**Texte à lire**
· · · ·
Les bouleversements sur les marchés du travail risquent de s'intensifier à l'échelle mondiale en raison de deux transformations économiques majeures qui se déroulent simultanément, impulsées par les actions liées au climat et l'intégration de l'intelligence artificielle. Ces deux transitions auront un impact profond sur la qualité, la quantité et la répartition des emplois créés et perdus, engendrant des risques divergents. Certaines économies et communautés, coupées des opportunités de création d'emplois et de reconversion, seront confrontées à des marchés du travail saturés, freinant ainsi leur développement. Dans d'autres, les défis liés à la mobilité sociale et à la main-d'œuvre pourraient contribuer à des pénuries dans des secteurs essentiels, ralentissant les transformations et les progrès économiques. Ces deux transitions offrent néanmoins des opportunités précieuses pour atténuer les inégalités économiques en créant de nouvelles sources de revenus dans divers secteurs.
Par exemple, les spécialistes de l'intelligence artificielle et de l'apprentissage automatique devraient connaître la croissance la plus rapide en termes d'emploi, avec une augmentation prévue de 40 % (soit 1 million d'emplois) d'ici à 2027, tandis que la transition écologique devrait entraîner la création de plus de 30 millions d'emplois d'ici à 2030.
Les 10 principaux emplois, 2023-2027
En réponse à la demande croissante d'infrastructures renouvelables, le secteur mondial de la construction devrait doubler en taille au cours de la décennie allant de 2020 à 2030, avec des emplois connexes, notamment dans les métiers et l'ingénierie, parmi les plus dynamiques pour les années à venir. Cependant, la reconversion professionnelle sera essentielle, car ces transitions déplaceront les travailleurs de manière parallèle, pouvant entraîner une perte nette d'emplois dans l'ensemble. Les projections les plus récentes suggèrent une croissance structurelle de 69 millions d'emplois, contre 83 millions de pertes d'emplois au cours des cinq prochaines années.
Emplois informatiques les plus demandés dans les cinq prochaines années
Dans les cinq prochaines années, le marché du travail informatique sera fortement axé sur le domaine de l'intelligence artificielle. Les spécialistes de l'intelligence artificielle seront en tête de liste, chargés de développer des technologies d'IA et d'apprentissage machine pour diverses applications, allant des logiciels aux technologies de l'information. Leur expertise en apprentissage automatique, en langages de programmation comme Python et en conception orientée objet sera cruciale pour répondre à la demande croissante de solutions innovantes basées sur l'IA.
Parallèlement, les directeurs des technologies de l'information joueront un rôle essentiel dans la gestion des visions technologiques à court et à long terme des organisations. Avec un besoin croissant de gestion efficace des technologies, ces professionnels devront posséder des compétences en stratégie, en leadership et en gestion de projets pour naviguer dans un paysage technologique en constante évolution.
Les ingénieurs en développement de logiciels continueront également d'être très demandés, étant responsables de la création de programmes logiciels, d'applications et de systèmes d'exploitation. Leur maîtrise des langages de programmation et leur capacité à concevoir des solutions techniques efficaces seront des atouts précieux dans un environnement où l'innovation logicielle est cruciale pour rester compétitif.
· · · ·
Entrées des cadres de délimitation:
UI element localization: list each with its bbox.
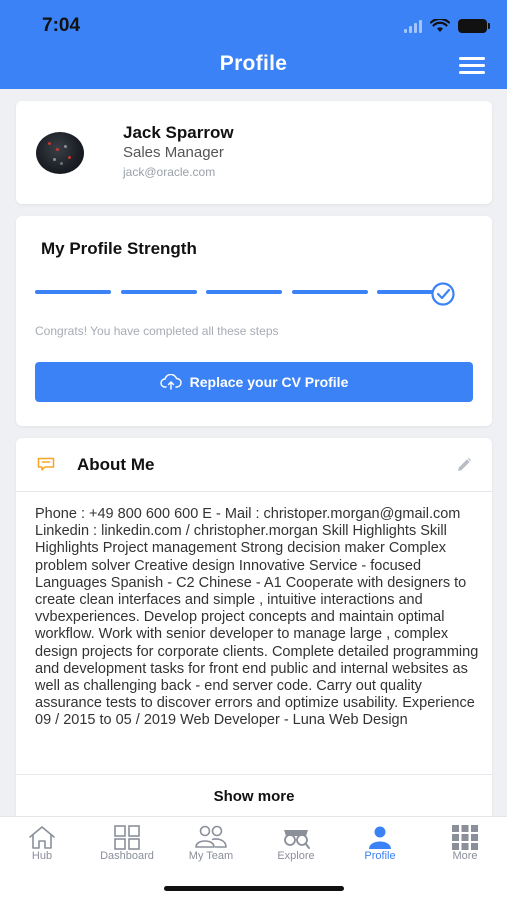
about-me-card: About Me Phone : +49 800 600 600 E - Mai… [16,438,492,828]
tab-label: Explore [277,850,315,862]
signal-icon [404,19,422,33]
about-title: About Me [77,455,155,474]
progress-step [377,290,433,294]
progress-step [35,290,111,294]
explore-binoculars-icon [284,830,310,849]
app-header: 7:04 Profile [0,0,507,89]
tab-explore[interactable]: Explore [254,817,338,879]
about-header: About Me [16,438,492,492]
wifi-icon [430,19,450,32]
tab-hub[interactable]: Hub [0,817,84,879]
tab-label: Profile [364,850,396,862]
tab-my-team[interactable]: My Team [169,817,253,879]
tab-label: My Team [188,850,234,862]
dashboard-grid-icon [114,825,140,850]
cloud-upload-icon [159,374,182,390]
speech-bubble-icon [37,457,55,471]
progress-step [292,290,368,294]
more-grid-icon [452,825,478,850]
page-title: Profile [219,52,288,75]
pencil-icon[interactable] [456,457,472,473]
replace-cv-label: Replace your CV Profile [189,374,349,390]
user-email: jack@oracle.com [123,165,216,179]
team-icon [195,825,227,848]
replace-cv-button[interactable]: Replace your CV Profile [35,362,473,402]
profile-strength-card: My Profile Strength Congrats! You have c… [16,216,492,426]
text-fade [16,756,492,774]
show-more-button[interactable]: Show more [16,774,492,816]
progress-step [206,290,282,294]
status-time: 7:04 [42,15,81,36]
progress-step [121,290,197,294]
strength-progress [35,282,467,306]
avatar [36,132,84,174]
strength-title: My Profile Strength [41,239,197,258]
user-card[interactable]: Jack Sparrow Sales Manager jack@oracle.c… [16,101,492,204]
profile-icon [369,826,391,849]
home-icon [29,826,55,849]
tab-more[interactable]: More [423,817,507,879]
tab-label: Hub [31,850,53,862]
check-circle-icon [431,282,455,306]
user-role: Sales Manager [123,144,224,161]
strength-message: Congrats! You have completed all these s… [35,324,279,338]
tab-label: More [452,850,478,862]
hamburger-menu-icon[interactable] [459,57,485,75]
home-indicator [164,886,344,891]
about-text: Phone : +49 800 600 600 E - Mail : chris… [35,506,479,729]
tab-profile[interactable]: Profile [338,817,422,879]
battery-icon [458,19,490,33]
status-icons [404,15,490,37]
tab-label: Dashboard [100,850,154,862]
tab-dashboard[interactable]: Dashboard [85,817,169,879]
user-name: Jack Sparrow [123,123,234,142]
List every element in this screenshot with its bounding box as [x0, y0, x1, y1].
· · · ·
**Objectif**
Indiquez si chacune des affirmations suivantes concorde avec le texte sur le marché du travail, en répondant par oui ou par non et en citant fidèlement les mots du texte qui tranchent la question.
1. Le secteur mondial de la construction devrait doubler de taille entre 2020 et 2030.
2. Les projections les plus récentes annoncent plus d'emplois créés que d'emplois perdus au cours des cinq prochaines années.
3. La transition écologique devrait créer plus de 30 millions d'emplois d'ici à 2030.

**Solution proposée**
1. Oui : « le secteur mondial de la construction devrait doubler en taille au cours de la décennie allant de 2020 à 2030 ».
2. Non : « une croissance structurelle de 69 millions d'emplois, contre 83 millions de pertes d'emplois au cours des cinq prochaines années ».
3. Oui : « la transition écologique devrait entraîner la création de plus de 30 millions d'emplois d'ici à 2030 ».